+++ Source material +++
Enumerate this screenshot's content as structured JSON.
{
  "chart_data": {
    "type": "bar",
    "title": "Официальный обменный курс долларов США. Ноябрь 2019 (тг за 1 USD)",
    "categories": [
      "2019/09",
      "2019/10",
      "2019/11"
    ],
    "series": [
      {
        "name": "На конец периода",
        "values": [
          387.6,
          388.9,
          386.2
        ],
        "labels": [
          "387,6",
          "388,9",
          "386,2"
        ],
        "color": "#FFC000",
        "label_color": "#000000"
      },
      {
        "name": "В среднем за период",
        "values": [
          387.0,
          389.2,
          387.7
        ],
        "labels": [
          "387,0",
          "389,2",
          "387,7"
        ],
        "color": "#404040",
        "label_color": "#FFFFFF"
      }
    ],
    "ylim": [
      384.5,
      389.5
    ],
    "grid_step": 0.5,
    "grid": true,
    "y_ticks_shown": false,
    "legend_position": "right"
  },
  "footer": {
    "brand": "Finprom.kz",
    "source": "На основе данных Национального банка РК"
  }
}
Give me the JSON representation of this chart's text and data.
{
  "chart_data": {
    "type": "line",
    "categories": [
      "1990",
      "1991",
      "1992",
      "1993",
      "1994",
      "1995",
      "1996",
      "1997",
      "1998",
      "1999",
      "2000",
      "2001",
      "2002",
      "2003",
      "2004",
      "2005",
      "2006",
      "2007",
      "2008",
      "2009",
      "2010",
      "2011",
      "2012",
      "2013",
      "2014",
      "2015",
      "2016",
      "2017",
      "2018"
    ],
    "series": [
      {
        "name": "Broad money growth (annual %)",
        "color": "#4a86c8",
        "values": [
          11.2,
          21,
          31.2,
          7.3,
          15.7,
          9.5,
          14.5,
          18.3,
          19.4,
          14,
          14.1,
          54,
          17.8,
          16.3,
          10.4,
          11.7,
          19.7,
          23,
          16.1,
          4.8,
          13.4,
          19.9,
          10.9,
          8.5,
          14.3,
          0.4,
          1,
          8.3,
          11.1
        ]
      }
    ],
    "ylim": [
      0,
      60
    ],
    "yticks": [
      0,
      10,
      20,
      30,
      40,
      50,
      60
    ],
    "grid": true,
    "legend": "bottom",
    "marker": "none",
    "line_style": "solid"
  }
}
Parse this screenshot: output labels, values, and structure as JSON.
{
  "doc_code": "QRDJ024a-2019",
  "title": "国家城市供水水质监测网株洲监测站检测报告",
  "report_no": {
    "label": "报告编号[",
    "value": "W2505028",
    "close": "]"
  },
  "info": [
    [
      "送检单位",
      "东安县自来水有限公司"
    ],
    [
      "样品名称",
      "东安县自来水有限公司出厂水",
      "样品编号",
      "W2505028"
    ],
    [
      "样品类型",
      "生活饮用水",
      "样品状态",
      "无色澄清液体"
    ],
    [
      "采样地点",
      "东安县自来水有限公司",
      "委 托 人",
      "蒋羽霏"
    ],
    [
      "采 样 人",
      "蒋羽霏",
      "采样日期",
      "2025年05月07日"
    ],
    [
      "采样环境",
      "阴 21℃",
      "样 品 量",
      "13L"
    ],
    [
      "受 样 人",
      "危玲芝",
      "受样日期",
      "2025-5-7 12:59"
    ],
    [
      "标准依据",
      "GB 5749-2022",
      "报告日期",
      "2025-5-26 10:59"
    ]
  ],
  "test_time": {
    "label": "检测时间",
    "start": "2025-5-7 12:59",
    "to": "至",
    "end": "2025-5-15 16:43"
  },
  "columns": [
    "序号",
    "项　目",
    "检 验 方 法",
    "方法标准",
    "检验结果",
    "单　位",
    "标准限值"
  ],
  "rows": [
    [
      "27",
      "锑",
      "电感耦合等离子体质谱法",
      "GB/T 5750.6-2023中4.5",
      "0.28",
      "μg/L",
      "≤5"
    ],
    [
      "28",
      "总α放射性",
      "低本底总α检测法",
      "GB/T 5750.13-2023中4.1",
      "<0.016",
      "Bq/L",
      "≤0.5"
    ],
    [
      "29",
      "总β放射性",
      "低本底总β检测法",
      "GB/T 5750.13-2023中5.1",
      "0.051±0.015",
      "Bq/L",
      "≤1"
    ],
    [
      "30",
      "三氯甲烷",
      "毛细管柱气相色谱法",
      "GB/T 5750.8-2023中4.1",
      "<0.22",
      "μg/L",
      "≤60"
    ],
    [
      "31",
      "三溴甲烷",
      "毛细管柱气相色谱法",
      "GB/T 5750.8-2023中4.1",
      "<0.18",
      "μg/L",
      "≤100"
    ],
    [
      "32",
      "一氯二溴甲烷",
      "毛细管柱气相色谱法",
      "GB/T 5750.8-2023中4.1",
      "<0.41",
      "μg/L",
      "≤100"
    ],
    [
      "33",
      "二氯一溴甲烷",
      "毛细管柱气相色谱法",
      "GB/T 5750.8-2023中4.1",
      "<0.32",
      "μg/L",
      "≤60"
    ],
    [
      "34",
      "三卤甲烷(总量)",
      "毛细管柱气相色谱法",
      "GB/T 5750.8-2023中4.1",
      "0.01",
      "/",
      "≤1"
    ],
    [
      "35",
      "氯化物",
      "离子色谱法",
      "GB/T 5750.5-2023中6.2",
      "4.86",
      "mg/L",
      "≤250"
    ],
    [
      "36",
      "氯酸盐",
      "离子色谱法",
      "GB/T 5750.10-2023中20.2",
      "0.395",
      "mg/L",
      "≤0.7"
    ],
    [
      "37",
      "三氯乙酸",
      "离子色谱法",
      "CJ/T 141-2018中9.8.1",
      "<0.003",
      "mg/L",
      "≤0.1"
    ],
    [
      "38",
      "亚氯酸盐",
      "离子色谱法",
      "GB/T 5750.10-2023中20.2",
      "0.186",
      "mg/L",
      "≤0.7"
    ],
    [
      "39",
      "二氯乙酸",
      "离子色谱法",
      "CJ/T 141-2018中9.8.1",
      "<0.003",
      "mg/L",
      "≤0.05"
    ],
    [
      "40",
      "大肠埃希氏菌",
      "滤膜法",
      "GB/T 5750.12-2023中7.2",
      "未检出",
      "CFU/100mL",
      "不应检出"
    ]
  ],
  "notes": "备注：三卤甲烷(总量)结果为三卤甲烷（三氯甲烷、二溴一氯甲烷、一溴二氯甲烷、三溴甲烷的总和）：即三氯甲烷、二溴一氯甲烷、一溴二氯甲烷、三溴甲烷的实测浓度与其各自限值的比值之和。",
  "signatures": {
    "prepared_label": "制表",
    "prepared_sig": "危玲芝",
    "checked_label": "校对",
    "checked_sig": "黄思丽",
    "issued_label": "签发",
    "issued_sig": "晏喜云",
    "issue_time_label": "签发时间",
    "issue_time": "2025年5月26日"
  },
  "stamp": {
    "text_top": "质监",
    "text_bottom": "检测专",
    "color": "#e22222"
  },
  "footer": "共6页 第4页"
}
+++
*Written instruction:*
Each line that holds the word "title" is to be copied.

*Exercise solution:*
    "title": "Официальный обменный курс долларов США. Ноябрь 2019 (тг за 1 USD)",
  "title": "国家城市供水水质监测网株洲监测站检测报告",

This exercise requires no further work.